WHAT NEEDS TO BE DONE:
Copy the entries below exactly. Images do not belong in the copy.

GIVEN DATA:
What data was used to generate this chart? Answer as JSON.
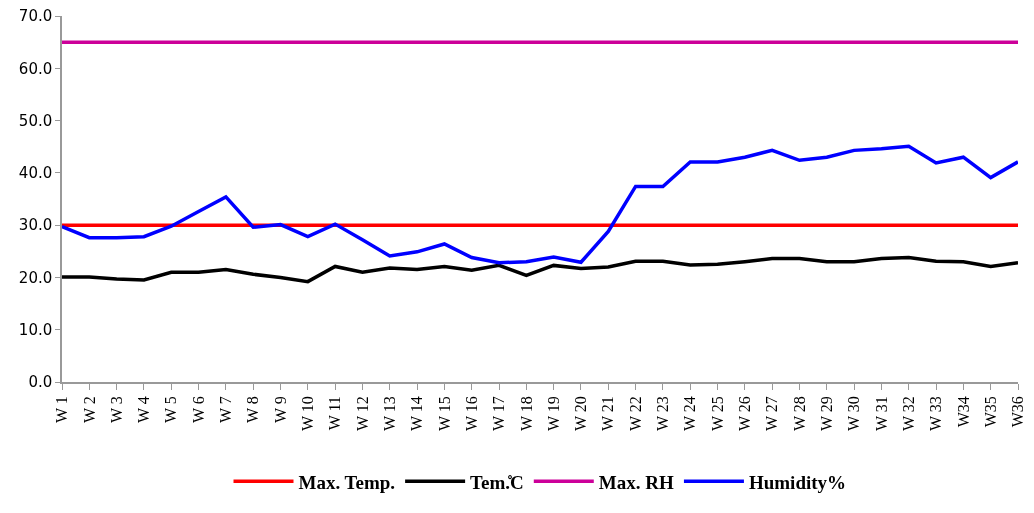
{
  "chart_data": {
    "type": "line",
    "categories": [
      "W 1",
      "W 2",
      "W 3",
      "W 4",
      "W 5",
      "W 6",
      "W 7",
      "W 8",
      "W 9",
      "W 10",
      "W 11",
      "W 12",
      "W 13",
      "W 14",
      "W 15",
      "W 16",
      "W 17",
      "W 18",
      "W 19",
      "W 20",
      "W 21",
      "W 22",
      "W 23",
      "W 24",
      "W 25",
      "W 26",
      "W 27",
      "W 28",
      "W 29",
      "W 30",
      "W 31",
      "W 32",
      "W 33",
      "W34",
      "W35",
      "W36"
    ],
    "series": [
      {
        "name": "Max. Temp.",
        "color": "#ff0000",
        "values": [
          30,
          30,
          30,
          30,
          30,
          30,
          30,
          30,
          30,
          30,
          30,
          30,
          30,
          30,
          30,
          30,
          30,
          30,
          30,
          30,
          30,
          30,
          30,
          30,
          30,
          30,
          30,
          30,
          30,
          30,
          30,
          30,
          30,
          30,
          30,
          30
        ]
      },
      {
        "name": "Tem.̊C",
        "color": "#000000",
        "values": [
          20.1,
          20.1,
          19.7,
          19.5,
          21.0,
          21.0,
          21.5,
          20.6,
          20.0,
          19.2,
          22.1,
          21.0,
          21.8,
          21.5,
          22.1,
          21.4,
          22.3,
          20.4,
          22.3,
          21.7,
          22.0,
          23.1,
          23.1,
          22.4,
          22.5,
          23.0,
          23.6,
          23.6,
          23.0,
          23.0,
          23.6,
          23.8,
          23.1,
          23.0,
          22.1,
          22.8
        ]
      },
      {
        "name": "Max. RH",
        "color": "#cc0099",
        "values": [
          65,
          65,
          65,
          65,
          65,
          65,
          65,
          65,
          65,
          65,
          65,
          65,
          65,
          65,
          65,
          65,
          65,
          65,
          65,
          65,
          65,
          65,
          65,
          65,
          65,
          65,
          65,
          65,
          65,
          65,
          65,
          65,
          65,
          65,
          65,
          65
        ]
      },
      {
        "name": "Humidity%",
        "color": "#0000ff",
        "values": [
          29.7,
          27.6,
          27.6,
          27.8,
          29.8,
          32.6,
          35.4,
          29.6,
          30.1,
          27.8,
          30.2,
          27.2,
          24.1,
          24.9,
          26.4,
          23.8,
          22.8,
          23.0,
          23.9,
          22.9,
          28.8,
          37.4,
          37.4,
          42.1,
          42.1,
          43.0,
          44.3,
          42.4,
          43.0,
          44.3,
          44.6,
          45.1,
          41.9,
          43.0,
          39.1,
          42.1
        ]
      }
    ],
    "ylim": [
      0,
      70
    ],
    "yticks": [
      {
        "value": 0,
        "label": "0.0"
      },
      {
        "value": 10,
        "label": "10.0"
      },
      {
        "value": 20,
        "label": "20.0"
      },
      {
        "value": 30,
        "label": "30.0"
      },
      {
        "value": 40,
        "label": "40.0"
      },
      {
        "value": 50,
        "label": "50.0"
      },
      {
        "value": 60,
        "label": "60.0"
      },
      {
        "value": 70,
        "label": "70.0"
      }
    ],
    "grid": false,
    "legend": "bottom",
    "marker": "none",
    "line_style": "solid"
  }
}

IN RESPONSE:
What data was used to generate this chart? Answer as JSON.
{
  "chart_data": {
    "type": "line",
    "categories": [
      "W 1",
      "W 2",
      "W 3",
      "W 4",
      "W 5",
      "W 6",
      "W 7",
      "W 8",
      "W 9",
      "W 10",
      "W 11",
      "W 12",
      "W 13",
      "W 14",
      "W 15",
      "W 16",
      "W 17",
      "W 18",
      "W 19",
      "W 20",
      "W 21",
      "W 22",
      "W 23",
      "W 24",
      "W 25",
      "W 26",
      "W 27",
      "W 28",
      "W 29",
      "W 30",
      "W 31",
      "W 32",
      "W 33",
      "W34",
      "W35",
      "W36"
    ],
    "series": [
      {
        "name": "Max. Temp.",
        "color": "#ff0000",
        "values": [
          30,
          30,
          30,
          30,
          30,
          30,
          30,
          30,
          30,
          30,
          30,
          30,
          30,
          30,
          30,
          30,
          30,
          30,
          30,
          30,
          30,
          30,
          30,
          30,
          30,
          30,
          30,
          30,
          30,
          30,
          30,
          30,
          30,
          30,
          30,
          30
        ]
      },
      {
        "name": "Tem.̊C",
        "color": "#000000",
        "values": [
          20.1,
          20.1,
          19.7,
          19.5,
          21.0,
          21.0,
          21.5,
          20.6,
          20.0,
          19.2,
          22.1,
          21.0,
          21.8,
          21.5,
          22.1,
          21.4,
          22.3,
          20.4,
          22.3,
          21.7,
          22.0,
          23.1,
          23.1,
          22.4,
          22.5,
          23.0,
          23.6,
          23.6,
          23.0,
          23.0,
          23.6,
          23.8,
          23.1,
          23.0,
          22.1,
          22.8
        ]
      },
      {
        "name": "Max. RH",
        "color": "#cc0099",
        "values": [
          65,
          65,
          65,
          65,
          65,
          65,
          65,
          65,
          65,
          65,
          65,
          65,
          65,
          65,
          65,
          65,
          65,
          65,
          65,
          65,
          65,
          65,
          65,
          65,
          65,
          65,
          65,
          65,
          65,
          65,
          65,
          65,
          65,
          65,
          65,
          65
        ]
      },
      {
        "name": "Humidity%",
        "color": "#0000ff",
        "values": [
          29.7,
          27.6,
          27.6,
          27.8,
          29.8,
          32.6,
          35.4,
          29.6,
          30.1,
          27.8,
          30.2,
          27.2,
          24.1,
          24.9,
          26.4,
          23.8,
          22.8,
          23.0,
          23.9,
          22.9,
          28.8,
          37.4,
          37.4,
          42.1,
          42.1,
          43.0,
          44.3,
          42.4,
          43.0,
          44.3,
          44.6,
          45.1,
          41.9,
          43.0,
          39.1,
          42.1
        ]
      }
    ],
    "ylim": [
      0,
      70
    ],
    "yticks": [
      {
        "value": 0,
        "label": "0.0"
      },
      {
        "value": 10,
        "label": "10.0"
      },
      {
        "value": 20,
        "label": "20.0"
      },
      {
        "value": 30,
        "label": "30.0"
      },
      {
        "value": 40,
        "label": "40.0"
      },
      {
        "value": 50,
        "label": "50.0"
      },
      {
        "value": 60,
        "label": "60.0"
      },
      {
        "value": 70,
        "label": "70.0"
      }
    ],
    "grid": false,
    "legend": "bottom",
    "marker": "none",
    "line_style": "solid"
  }
}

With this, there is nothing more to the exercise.